■ Material provided:
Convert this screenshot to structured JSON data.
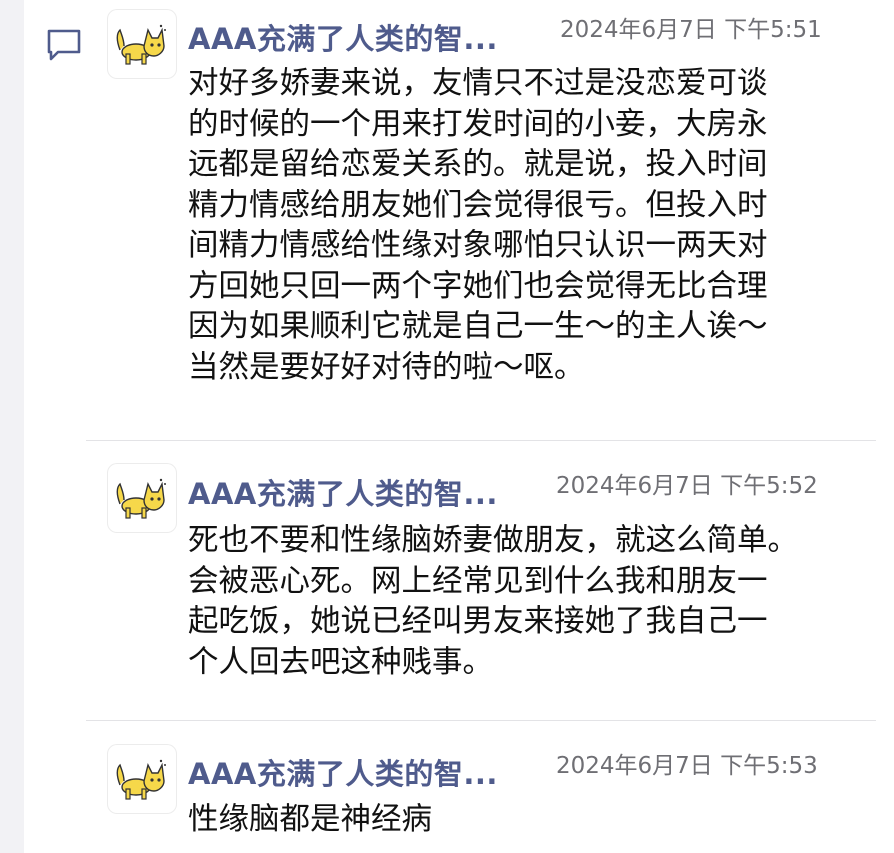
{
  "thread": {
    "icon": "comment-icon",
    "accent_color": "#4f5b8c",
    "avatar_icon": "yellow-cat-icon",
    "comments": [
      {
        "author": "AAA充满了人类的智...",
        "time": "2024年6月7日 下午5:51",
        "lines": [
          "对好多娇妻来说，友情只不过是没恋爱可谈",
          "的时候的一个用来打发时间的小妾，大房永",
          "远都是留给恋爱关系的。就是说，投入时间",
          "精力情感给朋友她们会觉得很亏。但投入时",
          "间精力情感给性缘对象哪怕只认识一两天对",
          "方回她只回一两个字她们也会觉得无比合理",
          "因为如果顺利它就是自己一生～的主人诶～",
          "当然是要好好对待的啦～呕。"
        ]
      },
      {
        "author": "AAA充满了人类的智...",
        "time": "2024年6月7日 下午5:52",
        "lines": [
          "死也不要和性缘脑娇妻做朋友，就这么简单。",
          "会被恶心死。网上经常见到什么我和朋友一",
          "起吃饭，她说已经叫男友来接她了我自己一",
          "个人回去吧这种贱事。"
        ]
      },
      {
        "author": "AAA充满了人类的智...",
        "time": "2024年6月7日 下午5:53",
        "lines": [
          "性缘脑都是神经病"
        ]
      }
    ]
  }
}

■ To be done:
Reproduce the full material exactly, excluding the pictures.

■ Exercise response:
Convert this screenshot to structured JSON data.
{
  "thread": {
    "icon": "comment-icon",
    "accent_color": "#4f5b8c",
    "avatar_icon": "yellow-cat-icon",
    "comments": [
      {
        "author": "AAA充满了人类的智...",
        "time": "2024年6月7日 下午5:51",
        "lines": [
          "对好多娇妻来说，友情只不过是没恋爱可谈",
          "的时候的一个用来打发时间的小妾，大房永",
          "远都是留给恋爱关系的。就是说，投入时间",
          "精力情感给朋友她们会觉得很亏。但投入时",
          "间精力情感给性缘对象哪怕只认识一两天对",
          "方回她只回一两个字她们也会觉得无比合理",
          "因为如果顺利它就是自己一生～的主人诶～",
          "当然是要好好对待的啦～呕。"
        ]
      },
      {
        "author": "AAA充满了人类的智...",
        "time": "2024年6月7日 下午5:52",
        "lines": [
          "死也不要和性缘脑娇妻做朋友，就这么简单。",
          "会被恶心死。网上经常见到什么我和朋友一",
          "起吃饭，她说已经叫男友来接她了我自己一",
          "个人回去吧这种贱事。"
        ]
      },
      {
        "author": "AAA充满了人类的智...",
        "time": "2024年6月7日 下午5:53",
        "lines": [
          "性缘脑都是神经病"
        ]
      }
    ]
  }
}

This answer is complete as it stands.